Task instructions - Pick out every line with the word "每道题包含一段文字" and copy it.

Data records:
---

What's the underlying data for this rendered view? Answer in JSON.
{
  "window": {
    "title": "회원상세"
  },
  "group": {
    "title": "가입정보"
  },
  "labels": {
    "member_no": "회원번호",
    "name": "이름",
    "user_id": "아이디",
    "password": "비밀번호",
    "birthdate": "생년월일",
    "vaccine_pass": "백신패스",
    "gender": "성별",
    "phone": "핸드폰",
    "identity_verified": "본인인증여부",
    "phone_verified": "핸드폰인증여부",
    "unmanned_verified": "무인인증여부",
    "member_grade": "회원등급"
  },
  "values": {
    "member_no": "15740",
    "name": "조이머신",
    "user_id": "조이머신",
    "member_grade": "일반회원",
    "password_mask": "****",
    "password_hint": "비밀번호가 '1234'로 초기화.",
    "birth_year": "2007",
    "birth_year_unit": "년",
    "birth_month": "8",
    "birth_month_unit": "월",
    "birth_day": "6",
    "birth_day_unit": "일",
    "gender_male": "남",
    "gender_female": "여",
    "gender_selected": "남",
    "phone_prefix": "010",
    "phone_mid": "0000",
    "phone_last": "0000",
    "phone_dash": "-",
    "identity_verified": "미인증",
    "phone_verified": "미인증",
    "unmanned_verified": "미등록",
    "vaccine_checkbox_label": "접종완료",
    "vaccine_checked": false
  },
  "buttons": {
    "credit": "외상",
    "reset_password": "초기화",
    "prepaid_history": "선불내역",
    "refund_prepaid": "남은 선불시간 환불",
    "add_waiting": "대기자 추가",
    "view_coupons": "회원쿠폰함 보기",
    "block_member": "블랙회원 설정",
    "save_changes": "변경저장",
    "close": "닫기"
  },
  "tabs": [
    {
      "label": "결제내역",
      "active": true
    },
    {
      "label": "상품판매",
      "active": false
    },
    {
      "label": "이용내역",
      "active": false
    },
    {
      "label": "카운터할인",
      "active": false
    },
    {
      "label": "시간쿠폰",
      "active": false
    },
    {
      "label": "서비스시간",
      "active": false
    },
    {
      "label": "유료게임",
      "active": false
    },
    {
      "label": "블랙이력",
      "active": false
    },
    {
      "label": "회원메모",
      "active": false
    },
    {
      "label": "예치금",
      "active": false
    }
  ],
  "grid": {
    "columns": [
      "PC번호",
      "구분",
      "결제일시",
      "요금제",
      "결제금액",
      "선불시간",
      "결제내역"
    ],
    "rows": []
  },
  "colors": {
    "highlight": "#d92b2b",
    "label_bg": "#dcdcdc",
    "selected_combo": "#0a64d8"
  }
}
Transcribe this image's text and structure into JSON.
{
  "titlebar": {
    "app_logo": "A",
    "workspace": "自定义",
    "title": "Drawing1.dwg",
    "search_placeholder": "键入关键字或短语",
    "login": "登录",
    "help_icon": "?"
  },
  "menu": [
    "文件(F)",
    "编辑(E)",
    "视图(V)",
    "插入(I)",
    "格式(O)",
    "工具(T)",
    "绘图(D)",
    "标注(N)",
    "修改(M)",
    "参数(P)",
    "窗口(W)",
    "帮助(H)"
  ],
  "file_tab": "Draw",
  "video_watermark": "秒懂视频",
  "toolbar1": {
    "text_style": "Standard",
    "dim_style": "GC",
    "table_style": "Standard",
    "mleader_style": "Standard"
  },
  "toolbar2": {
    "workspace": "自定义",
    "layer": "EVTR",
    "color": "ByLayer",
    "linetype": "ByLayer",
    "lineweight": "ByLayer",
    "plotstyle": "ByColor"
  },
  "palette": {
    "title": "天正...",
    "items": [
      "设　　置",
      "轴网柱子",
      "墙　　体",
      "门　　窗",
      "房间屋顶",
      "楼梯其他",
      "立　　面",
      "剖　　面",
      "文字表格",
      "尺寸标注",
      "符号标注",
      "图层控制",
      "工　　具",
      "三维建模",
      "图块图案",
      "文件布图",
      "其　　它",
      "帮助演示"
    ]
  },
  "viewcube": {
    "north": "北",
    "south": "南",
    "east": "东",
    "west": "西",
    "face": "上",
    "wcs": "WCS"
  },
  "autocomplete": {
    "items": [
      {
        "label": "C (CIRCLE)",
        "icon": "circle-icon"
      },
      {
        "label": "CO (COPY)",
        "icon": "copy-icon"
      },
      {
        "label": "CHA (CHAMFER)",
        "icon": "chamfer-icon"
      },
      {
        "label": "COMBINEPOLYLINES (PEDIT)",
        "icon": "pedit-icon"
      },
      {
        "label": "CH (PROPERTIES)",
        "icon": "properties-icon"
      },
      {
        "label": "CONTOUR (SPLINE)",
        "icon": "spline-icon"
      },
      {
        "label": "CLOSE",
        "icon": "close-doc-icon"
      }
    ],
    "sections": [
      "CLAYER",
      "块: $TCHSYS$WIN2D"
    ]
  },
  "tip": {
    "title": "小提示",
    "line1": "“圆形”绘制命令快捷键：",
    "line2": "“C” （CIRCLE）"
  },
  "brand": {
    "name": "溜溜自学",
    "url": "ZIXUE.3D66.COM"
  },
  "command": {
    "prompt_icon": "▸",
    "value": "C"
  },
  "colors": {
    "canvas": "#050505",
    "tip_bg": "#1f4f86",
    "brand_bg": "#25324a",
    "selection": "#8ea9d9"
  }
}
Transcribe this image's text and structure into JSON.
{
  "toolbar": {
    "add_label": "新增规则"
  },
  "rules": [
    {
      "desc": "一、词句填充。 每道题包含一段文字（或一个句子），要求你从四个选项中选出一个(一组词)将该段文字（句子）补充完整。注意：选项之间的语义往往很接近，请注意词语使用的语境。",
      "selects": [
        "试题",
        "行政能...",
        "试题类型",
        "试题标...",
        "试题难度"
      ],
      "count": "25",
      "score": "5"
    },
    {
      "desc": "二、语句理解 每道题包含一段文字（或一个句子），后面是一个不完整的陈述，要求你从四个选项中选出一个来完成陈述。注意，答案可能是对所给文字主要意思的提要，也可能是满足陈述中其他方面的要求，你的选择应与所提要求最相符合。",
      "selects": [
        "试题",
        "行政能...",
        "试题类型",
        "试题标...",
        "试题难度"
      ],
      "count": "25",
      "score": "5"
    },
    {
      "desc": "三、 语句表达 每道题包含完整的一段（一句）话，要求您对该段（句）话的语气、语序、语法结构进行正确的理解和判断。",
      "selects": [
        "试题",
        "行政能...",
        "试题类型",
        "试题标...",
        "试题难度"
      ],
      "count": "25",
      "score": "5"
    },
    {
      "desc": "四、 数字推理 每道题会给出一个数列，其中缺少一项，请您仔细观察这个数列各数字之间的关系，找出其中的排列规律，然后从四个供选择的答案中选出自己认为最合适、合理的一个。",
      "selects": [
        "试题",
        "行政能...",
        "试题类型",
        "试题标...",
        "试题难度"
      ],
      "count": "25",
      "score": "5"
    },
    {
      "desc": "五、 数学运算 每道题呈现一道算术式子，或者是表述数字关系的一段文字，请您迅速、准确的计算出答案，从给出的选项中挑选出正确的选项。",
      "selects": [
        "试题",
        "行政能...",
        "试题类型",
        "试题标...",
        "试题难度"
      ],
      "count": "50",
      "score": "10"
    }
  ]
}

---

Right answer -
      "desc": "一、词句填充。 每道题包含一段文字（或一个句子），要求你从四个选项中选出一个(一组词)将该段文字（句子）补充完整。注意：选项之间的语义往往很接近，请注意词语使用的语境。",
      "desc": "二、语句理解 每道题包含一段文字（或一个句子），后面是一个不完整的陈述，要求你从四个选项中选出一个来完成陈述。注意，答案可能是对所给文字主要意思的提要，也可能是满足陈述中其他方面的要求，你的选择应与所提要求最相符合。",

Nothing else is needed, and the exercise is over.